Written problem 1
From the listing, extract every line that contains the string "panel", treating uppercase and lowercase as distinct.

Given text
• • • • •

Good Vibrations: Music's power to keep us together, lift us higher, and make the heavy moments bearable



When people hear good music, it makes them homesick for something they never had, and never will have.”
-Edgar Watson Howe

“One good thing about music, when it hits you feel no pain.”
-Bob Marley

I'm not a big fan of the Bob Marley quotation above. It's possibly the most over-used saying to describe what music can do to a person. I understand what Bob was getting at, and generally agree with the sentiment. It just doesn't say enough.

To me, music is one of the greatest forces one earth when it comes to invoking emotions. It can galvanize moods, cause smiles or tears, and generally just plug into the emotional center of our brain in a way that few things can. Music can change people. I realize many aren't as sensitive to these aesthetics as I am, but as I look back on my 26 years, I notice how many of my most-cherished memories are connected with music in some way.

Music can be devastating.

I'm not a cryer. Crying is something I did as a child and have largely forgotten how to do since. That being said, certain things can trigger such feeling in me. 

When I was 19, a girl I had known in passing died suddenly of complications resulting from cystic fibrosis. Not even her closest friends knew she had this condition, and I reflected on the last few parties I had seen her at, where the air was smoky, and there she was, probably miserable, but not showing it in the slightest because she just wanted to live a normal life. I was told by some of her closer friends that she would hide the breathing machines when people went to her house so no one would know. She just wanted to be a normal woman on the cusp of adulthood. She was about two months younger than me, and this particular aspect of her death is what stung me the most—I had found so little of what I sought at that point in my life, and the thought that someone who had had less time could be gone was overwhelming. I spent half of her funeral in the bathroom trying to put myself together. I wonder now how many tears have been shed in private in that particular bathroom. Many, I'm sure. 

Driving back from her funeral, I heard this. It's not something I listen to often anymore, but anytime it comes up on my music library's shuffle I pause for a moment and remember what that season felt like. Even though I hadn't been particularly close to her, it was weeks before I didn't think of her on an almost constant basis. There was something about her that shined. She's been gone for slightly more than seven years now, but I still think about her, and she'll always be connected with certain music for me.

• • • • •

Material to process
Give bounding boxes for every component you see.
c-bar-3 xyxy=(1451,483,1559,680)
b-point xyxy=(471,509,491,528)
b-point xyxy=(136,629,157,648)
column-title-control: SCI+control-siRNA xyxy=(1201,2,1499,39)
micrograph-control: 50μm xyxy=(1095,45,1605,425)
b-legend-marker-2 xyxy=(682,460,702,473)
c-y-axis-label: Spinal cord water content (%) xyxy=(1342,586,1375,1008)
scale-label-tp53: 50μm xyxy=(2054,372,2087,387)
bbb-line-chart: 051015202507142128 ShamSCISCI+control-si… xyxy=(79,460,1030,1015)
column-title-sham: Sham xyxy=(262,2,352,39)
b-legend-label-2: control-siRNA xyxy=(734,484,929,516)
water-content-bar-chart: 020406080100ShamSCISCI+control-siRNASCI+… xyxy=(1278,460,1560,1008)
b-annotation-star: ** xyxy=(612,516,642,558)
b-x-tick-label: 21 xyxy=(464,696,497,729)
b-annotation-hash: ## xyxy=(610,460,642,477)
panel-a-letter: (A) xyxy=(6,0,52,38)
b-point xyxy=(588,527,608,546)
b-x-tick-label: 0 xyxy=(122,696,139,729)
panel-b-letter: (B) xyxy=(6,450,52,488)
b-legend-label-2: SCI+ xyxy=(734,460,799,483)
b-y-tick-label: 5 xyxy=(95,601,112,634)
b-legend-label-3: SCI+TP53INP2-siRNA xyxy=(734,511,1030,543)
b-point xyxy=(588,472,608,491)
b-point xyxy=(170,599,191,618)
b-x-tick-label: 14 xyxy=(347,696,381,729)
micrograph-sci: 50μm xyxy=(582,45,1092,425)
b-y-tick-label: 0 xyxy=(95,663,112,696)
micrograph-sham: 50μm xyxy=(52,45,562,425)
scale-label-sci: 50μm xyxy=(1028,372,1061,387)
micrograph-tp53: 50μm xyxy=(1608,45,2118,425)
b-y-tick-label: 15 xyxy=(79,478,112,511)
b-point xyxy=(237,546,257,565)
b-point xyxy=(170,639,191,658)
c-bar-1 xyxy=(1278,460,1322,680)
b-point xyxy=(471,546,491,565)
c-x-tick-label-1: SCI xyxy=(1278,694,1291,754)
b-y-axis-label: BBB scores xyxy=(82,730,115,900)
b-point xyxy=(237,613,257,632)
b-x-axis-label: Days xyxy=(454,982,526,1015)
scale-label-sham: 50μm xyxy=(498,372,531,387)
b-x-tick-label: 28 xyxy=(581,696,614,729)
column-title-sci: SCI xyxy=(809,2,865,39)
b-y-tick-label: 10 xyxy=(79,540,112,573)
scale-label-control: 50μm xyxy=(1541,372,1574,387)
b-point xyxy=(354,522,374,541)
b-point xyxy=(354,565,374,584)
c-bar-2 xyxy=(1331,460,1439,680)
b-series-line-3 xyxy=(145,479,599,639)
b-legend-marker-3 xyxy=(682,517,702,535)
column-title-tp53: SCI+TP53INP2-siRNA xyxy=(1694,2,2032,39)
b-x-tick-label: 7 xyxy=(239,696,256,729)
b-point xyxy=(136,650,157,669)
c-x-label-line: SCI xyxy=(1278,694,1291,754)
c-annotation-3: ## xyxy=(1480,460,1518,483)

• • • • •

Written problem 2
Transcribe the portion of the essay on music that opens with the words "Driving back from" and closes with "music for me.".

Full response 1
panel-a-letter: (A) xyxy=(6,0,52,38)
panel-b-letter: (B) xyxy=(6,450,52,488)

Full response 2
Driving back from her funeral, I heard this. It's not something I listen to often anymore, but anytime it comes up on my music library's shuffle I pause for a moment and remember what that season felt like. Even though I hadn't been particularly close to her, it was weeks before I didn't think of her on an almost constant basis. There was something about her that shined. She's been gone for slightly more than seven years now, but I still think about her, and she'll always be connected with certain music for me.